>> BEGIN Input data
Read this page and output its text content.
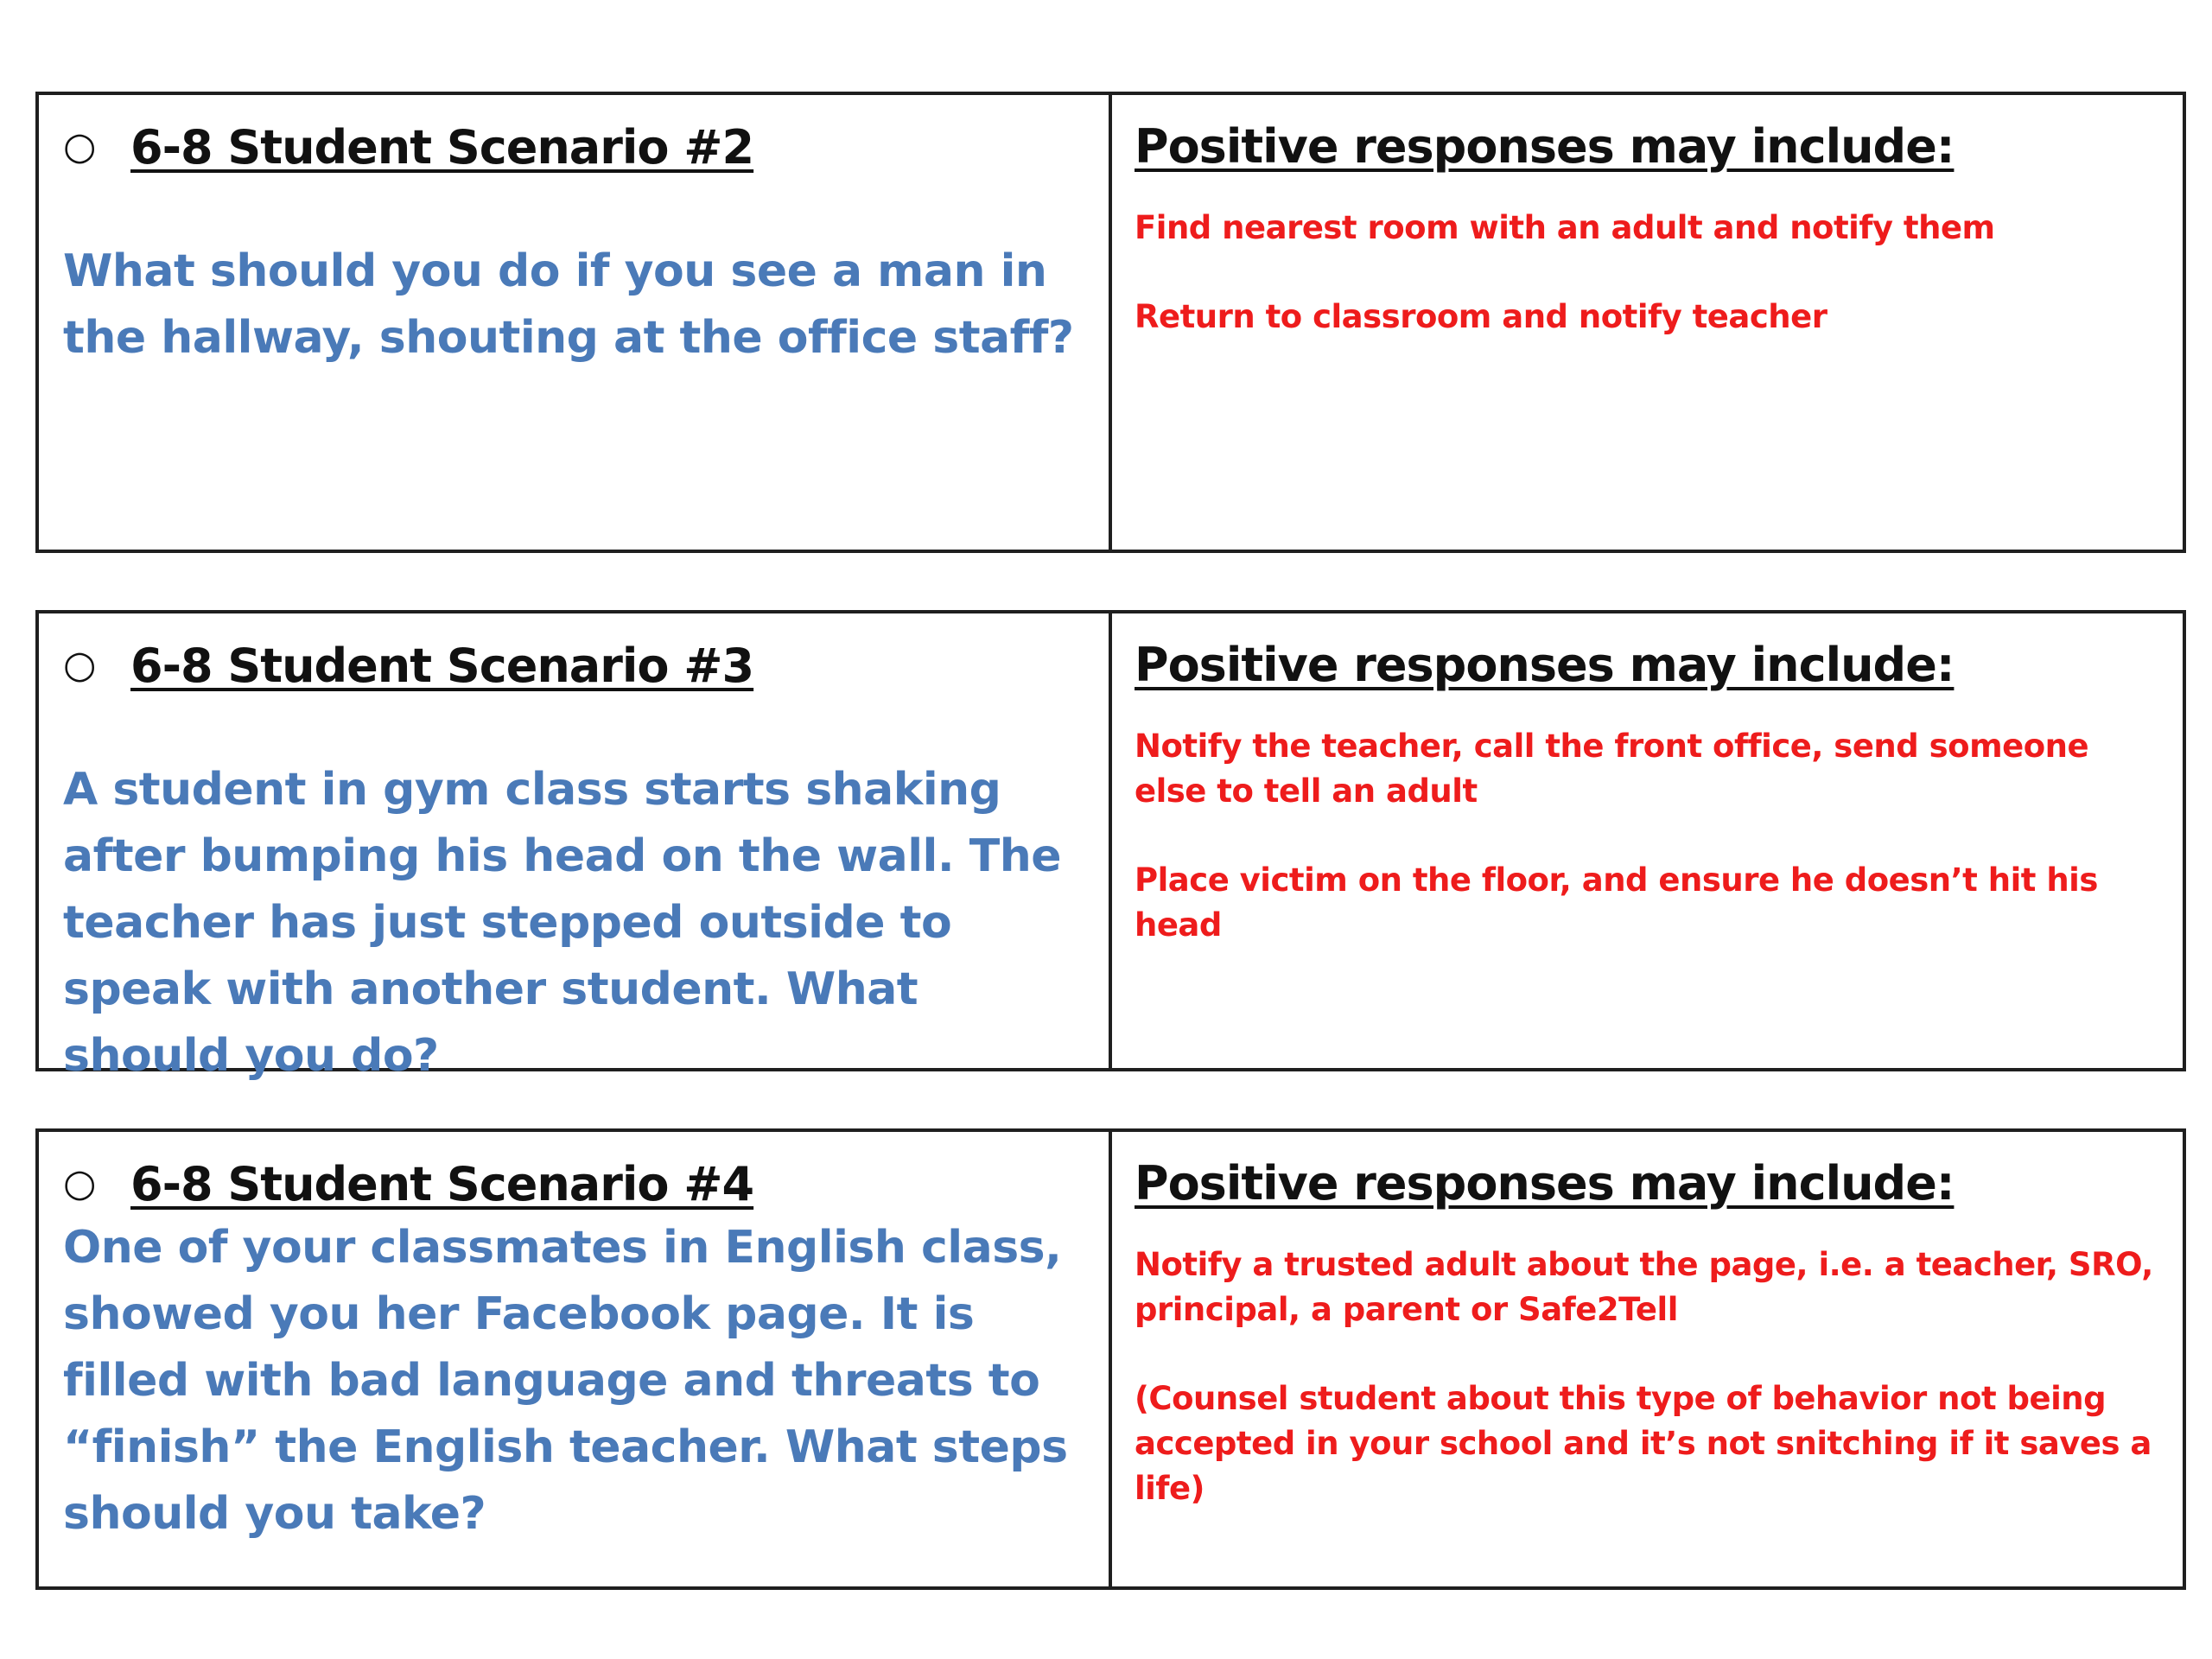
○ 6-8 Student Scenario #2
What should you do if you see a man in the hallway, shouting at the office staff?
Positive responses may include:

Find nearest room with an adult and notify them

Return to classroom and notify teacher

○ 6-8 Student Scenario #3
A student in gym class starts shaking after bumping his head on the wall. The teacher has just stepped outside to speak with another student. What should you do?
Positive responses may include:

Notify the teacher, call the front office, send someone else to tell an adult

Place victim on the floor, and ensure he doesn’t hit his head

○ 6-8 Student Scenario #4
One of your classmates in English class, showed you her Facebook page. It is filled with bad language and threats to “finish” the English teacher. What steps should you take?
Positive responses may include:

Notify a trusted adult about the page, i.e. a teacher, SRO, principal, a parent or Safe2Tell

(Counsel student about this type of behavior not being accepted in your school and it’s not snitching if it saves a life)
>> END Input data
Leave images out of the retyped records; keep all else exact.

**Exercise output:**
Read this page and output its text content.
○ 6-8 Student Scenario #2
What should you do if you see a man in the hallway, shouting at the office staff?
Positive responses may include:

Find nearest room with an adult and notify them

Return to classroom and notify teacher

○ 6-8 Student Scenario #3
A student in gym class starts shaking after bumping his head on the wall. The teacher has just stepped outside to speak with another student. What should you do?
Positive responses may include:

Notify the teacher, call the front office, send someone else to tell an adult

Place victim on the floor, and ensure he doesn’t hit his head

○ 6-8 Student Scenario #4
One of your classmates in English class, showed you her Facebook page. It is filled with bad language and threats to “finish” the English teacher. What steps should you take?
Positive responses may include:

Notify a trusted adult about the page, i.e. a teacher, SRO, principal, a parent or Safe2Tell

(Counsel student about this type of behavior not being accepted in your school and it’s not snitching if it saves a life)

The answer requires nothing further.